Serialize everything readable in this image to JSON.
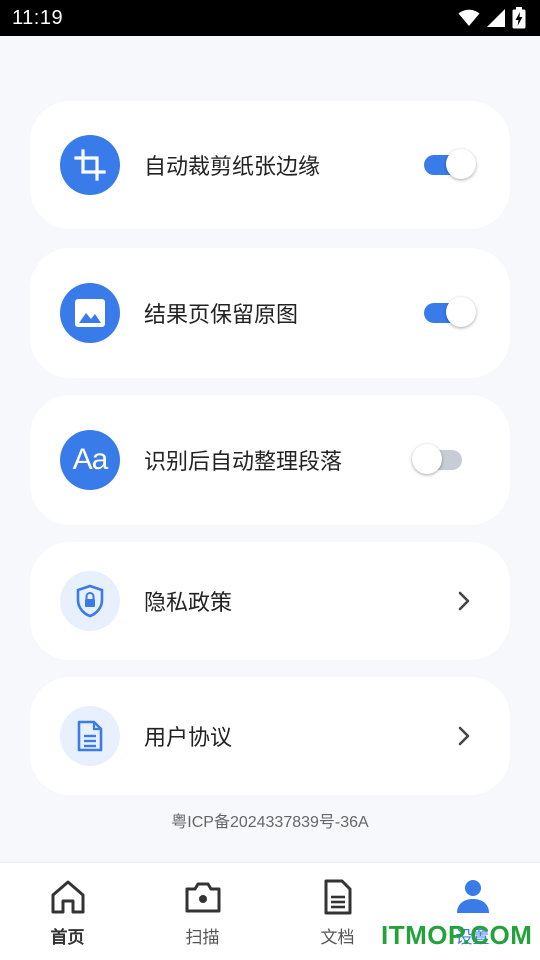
{
  "status_bar": {
    "time": "11:19",
    "icons": [
      "wifi-icon",
      "signal-icon",
      "battery-charging-icon"
    ]
  },
  "settings": {
    "auto_crop": {
      "label": "自动裁剪纸张边缘",
      "icon": "crop-icon",
      "enabled": true
    },
    "keep_original": {
      "label": "结果页保留原图",
      "icon": "image-icon",
      "enabled": true
    },
    "auto_paragraph": {
      "label": "识别后自动整理段落",
      "icon": "text-format-icon",
      "enabled": false
    },
    "privacy_policy": {
      "label": "隐私政策",
      "icon": "shield-lock-icon"
    },
    "user_agreement": {
      "label": "用户协议",
      "icon": "document-icon"
    }
  },
  "footer": {
    "icp": "粤ICP备2024337839号-36A"
  },
  "bottom_nav": {
    "items": [
      {
        "label": "首页",
        "icon": "home-icon"
      },
      {
        "label": "扫描",
        "icon": "camera-icon"
      },
      {
        "label": "文档",
        "icon": "document-icon"
      },
      {
        "label": "设置",
        "icon": "user-icon",
        "selected": true
      }
    ]
  },
  "watermark": {
    "text": "ITMOP.COM"
  },
  "colors": {
    "accent": "#3a7bea",
    "background": "#f7f8fc",
    "card": "#ffffff",
    "watermark": "#22a33a"
  }
}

(Your task) Copy out each line exactly, without the pictures.

(Written answer)
Serialize everything readable in this image to JSON.
{
  "status_bar": {
    "time": "11:19",
    "icons": [
      "wifi-icon",
      "signal-icon",
      "battery-charging-icon"
    ]
  },
  "settings": {
    "auto_crop": {
      "label": "自动裁剪纸张边缘",
      "icon": "crop-icon",
      "enabled": true
    },
    "keep_original": {
      "label": "结果页保留原图",
      "icon": "image-icon",
      "enabled": true
    },
    "auto_paragraph": {
      "label": "识别后自动整理段落",
      "icon": "text-format-icon",
      "enabled": false
    },
    "privacy_policy": {
      "label": "隐私政策",
      "icon": "shield-lock-icon"
    },
    "user_agreement": {
      "label": "用户协议",
      "icon": "document-icon"
    }
  },
  "footer": {
    "icp": "粤ICP备2024337839号-36A"
  },
  "bottom_nav": {
    "items": [
      {
        "label": "首页",
        "icon": "home-icon"
      },
      {
        "label": "扫描",
        "icon": "camera-icon"
      },
      {
        "label": "文档",
        "icon": "document-icon"
      },
      {
        "label": "设置",
        "icon": "user-icon",
        "selected": true
      }
    ]
  },
  "watermark": {
    "text": "ITMOP.COM"
  },
  "colors": {
    "accent": "#3a7bea",
    "background": "#f7f8fc",
    "card": "#ffffff",
    "watermark": "#22a33a"
  }
}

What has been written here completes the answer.